- Extract to read
-------
- Flag Coat of arms
- Municipal location in Fuerteventura
- La Oliva Location in the province of Las Palmas La Oliva La Oliva (Canary Islands) La Oliva La Oliva (Spain, Canary Islands)
- Coordinates: 28°36′40″N 13°55′40″W﻿ / ﻿28.61111°N 13.92778°W
- Country: Spain
- Autonomous Community: Canary Islands
- Province: Las Palmas
- Island: Fuerteventura

Area
- • Total: 356.13 km^{2} (137.50 sq mi)

Population (2025-01-01)
- • Total: 30,022
- • Density: 84.301/km^{2} (218.34/sq mi)

= La Oliva =

La Oliva (/es/) is a town and a municipality in the northern part of the island of Fuerteventura in the Province of Las Palmas, Canary Islands, Spain. The population is 29,174 (2023), and the area is 356.13 km^{2}. The municipality includes the Lobos Island to the northeast, just off Corralejo.

== History ==
An anonymous manuscript relates that the town of La Oliva was founded in 1500 by individuals known to the Hernández brothers, residents of Betancuria. La Oliva is also the historic seat of the island's Colonels, who resided in the stately Casa de los Coroneles. Because of this, it succeeded the Villa de Betancuria as the capital of Fuerteventura from 1834 until 1860, when Puerto de Cabras became the new capital.
-------
- Dataset entries
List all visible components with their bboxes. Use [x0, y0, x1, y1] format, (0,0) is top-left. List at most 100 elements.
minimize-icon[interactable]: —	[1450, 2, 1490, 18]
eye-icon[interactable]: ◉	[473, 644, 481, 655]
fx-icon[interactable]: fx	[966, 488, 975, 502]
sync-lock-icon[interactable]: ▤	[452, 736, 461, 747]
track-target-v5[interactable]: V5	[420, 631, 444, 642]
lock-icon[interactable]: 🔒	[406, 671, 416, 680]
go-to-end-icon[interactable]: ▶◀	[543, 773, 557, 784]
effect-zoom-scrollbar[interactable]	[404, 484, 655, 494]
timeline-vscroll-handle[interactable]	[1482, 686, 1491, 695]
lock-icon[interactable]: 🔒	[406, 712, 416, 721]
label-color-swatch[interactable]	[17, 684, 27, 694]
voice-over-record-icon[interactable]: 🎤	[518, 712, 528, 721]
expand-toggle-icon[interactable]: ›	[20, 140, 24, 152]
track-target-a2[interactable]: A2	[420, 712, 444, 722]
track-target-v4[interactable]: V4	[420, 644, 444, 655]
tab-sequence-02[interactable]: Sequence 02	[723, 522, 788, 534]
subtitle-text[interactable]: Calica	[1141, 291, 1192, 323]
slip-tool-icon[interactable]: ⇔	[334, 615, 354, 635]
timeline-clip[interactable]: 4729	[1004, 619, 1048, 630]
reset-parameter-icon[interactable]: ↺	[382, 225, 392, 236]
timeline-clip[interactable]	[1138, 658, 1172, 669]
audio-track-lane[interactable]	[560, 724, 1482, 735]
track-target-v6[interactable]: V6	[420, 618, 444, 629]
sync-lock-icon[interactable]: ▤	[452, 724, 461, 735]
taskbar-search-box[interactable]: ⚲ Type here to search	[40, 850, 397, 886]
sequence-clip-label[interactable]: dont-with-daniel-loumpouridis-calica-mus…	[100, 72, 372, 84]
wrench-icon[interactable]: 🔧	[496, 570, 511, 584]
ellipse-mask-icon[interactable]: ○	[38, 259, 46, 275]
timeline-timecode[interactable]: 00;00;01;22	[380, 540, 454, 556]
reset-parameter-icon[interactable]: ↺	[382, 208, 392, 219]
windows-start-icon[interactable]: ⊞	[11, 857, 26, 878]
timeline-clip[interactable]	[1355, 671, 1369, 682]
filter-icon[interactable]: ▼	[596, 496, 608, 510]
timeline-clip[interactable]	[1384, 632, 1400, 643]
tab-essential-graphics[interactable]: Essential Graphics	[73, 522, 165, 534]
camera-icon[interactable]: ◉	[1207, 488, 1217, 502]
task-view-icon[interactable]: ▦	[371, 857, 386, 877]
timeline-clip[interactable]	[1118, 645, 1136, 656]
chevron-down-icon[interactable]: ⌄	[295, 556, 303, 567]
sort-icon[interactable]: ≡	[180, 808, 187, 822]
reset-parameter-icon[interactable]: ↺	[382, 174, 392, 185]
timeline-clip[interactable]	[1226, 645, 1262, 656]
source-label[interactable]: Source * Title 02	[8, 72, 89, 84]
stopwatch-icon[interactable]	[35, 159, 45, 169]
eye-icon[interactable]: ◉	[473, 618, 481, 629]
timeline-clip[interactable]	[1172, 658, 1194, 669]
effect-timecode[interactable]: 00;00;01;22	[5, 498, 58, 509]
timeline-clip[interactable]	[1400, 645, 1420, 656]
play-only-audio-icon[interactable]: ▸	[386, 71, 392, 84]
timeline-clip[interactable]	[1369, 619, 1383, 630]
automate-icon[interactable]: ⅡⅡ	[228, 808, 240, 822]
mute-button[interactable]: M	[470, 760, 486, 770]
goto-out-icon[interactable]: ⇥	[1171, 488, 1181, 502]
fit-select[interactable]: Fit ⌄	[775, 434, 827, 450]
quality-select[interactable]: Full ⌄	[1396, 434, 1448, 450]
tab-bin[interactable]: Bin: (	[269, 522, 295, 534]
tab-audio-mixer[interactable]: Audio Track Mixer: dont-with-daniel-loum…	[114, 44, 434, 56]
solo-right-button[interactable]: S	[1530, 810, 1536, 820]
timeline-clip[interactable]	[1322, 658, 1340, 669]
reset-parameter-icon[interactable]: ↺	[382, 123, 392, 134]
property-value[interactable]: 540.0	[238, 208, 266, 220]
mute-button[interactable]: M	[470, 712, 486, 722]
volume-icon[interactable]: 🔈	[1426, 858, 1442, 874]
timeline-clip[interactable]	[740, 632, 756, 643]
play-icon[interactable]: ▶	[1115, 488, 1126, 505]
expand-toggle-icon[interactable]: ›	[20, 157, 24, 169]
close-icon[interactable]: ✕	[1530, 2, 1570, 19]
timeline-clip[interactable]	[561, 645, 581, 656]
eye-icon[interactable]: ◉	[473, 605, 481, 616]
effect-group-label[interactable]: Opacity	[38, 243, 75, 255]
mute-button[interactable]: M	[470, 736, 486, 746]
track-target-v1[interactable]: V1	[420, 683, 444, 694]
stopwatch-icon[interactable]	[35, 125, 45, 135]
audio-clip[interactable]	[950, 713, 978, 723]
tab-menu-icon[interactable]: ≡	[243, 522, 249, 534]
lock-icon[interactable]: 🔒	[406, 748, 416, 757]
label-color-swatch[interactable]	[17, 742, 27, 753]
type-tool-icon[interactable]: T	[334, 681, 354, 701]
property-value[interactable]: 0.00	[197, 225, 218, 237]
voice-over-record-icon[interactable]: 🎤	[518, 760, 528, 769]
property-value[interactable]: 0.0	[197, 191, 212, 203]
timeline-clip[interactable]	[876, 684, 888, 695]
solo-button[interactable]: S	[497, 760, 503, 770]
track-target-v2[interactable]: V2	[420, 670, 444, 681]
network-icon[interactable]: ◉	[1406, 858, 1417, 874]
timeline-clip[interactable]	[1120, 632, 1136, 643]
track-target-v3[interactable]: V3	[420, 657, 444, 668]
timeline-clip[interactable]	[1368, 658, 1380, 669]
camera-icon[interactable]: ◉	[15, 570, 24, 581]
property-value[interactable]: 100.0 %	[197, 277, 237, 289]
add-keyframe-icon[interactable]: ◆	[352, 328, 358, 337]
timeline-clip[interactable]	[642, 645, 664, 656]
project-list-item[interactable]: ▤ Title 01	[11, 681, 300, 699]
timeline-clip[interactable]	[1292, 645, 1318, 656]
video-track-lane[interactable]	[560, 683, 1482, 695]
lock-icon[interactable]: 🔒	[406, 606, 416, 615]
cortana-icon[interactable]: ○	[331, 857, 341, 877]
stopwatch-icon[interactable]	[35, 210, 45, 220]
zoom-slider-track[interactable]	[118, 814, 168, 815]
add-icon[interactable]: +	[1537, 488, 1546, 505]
-------
- Task A
Output the part of the La Oliva article starting at "La Oliva (/es/)" and ending at "just off Corralejo.", word for word.
- Task B
List every year mentioned in the History section of the La Oliva article.
- Task C
Take the La Oliva article further, picking up after its last sentence.
The items have nothing to do with this.

- Answer box A
La Oliva (/es/) is a town and a municipality in the northern part of the island of Fuerteventura in the Province of Las Palmas, Canary Islands, Spain. The population is 29,174 (2023), and the area is 356.13 km^{2}. The municipality includes the Lobos Island to the northeast, just off Corralejo.

- Answer box B
1500, 1834, 1860

- Answer box C
The largest town of the municipality, Corralejo (14,318 inhabitants in 2023, including Playa de Corralejo), is a port town and major beach resort at the northernmost point of the island. Other major settlements and their 2023 population are Geafond (3,985), Villaverde (2,118), Lajares (2,012), and El Cotillo (1,474); the town of La Oliva had 1,720.

La Oliva permitted a RIU hotel to be built on the Corralejo Dunes in the 1970s. The dunes were later declared a national park in 1982. In 2003, the Spanish government granted a 30-year concession to allow the hotel to remain during that time. In 2024, the Spanish government declared that the Riu La Oliva hotel had breached planning regulations by expanding without consent and declared the concession expired. The Ministry of Ecological Transition ordered the hotel and apartments be demolished. The government of the Canary Islands appealed this, claiming it was a regional government responsibility, but the Spanish Constitutional Court ruled that the national government had authority and ordered the hotel be demolished.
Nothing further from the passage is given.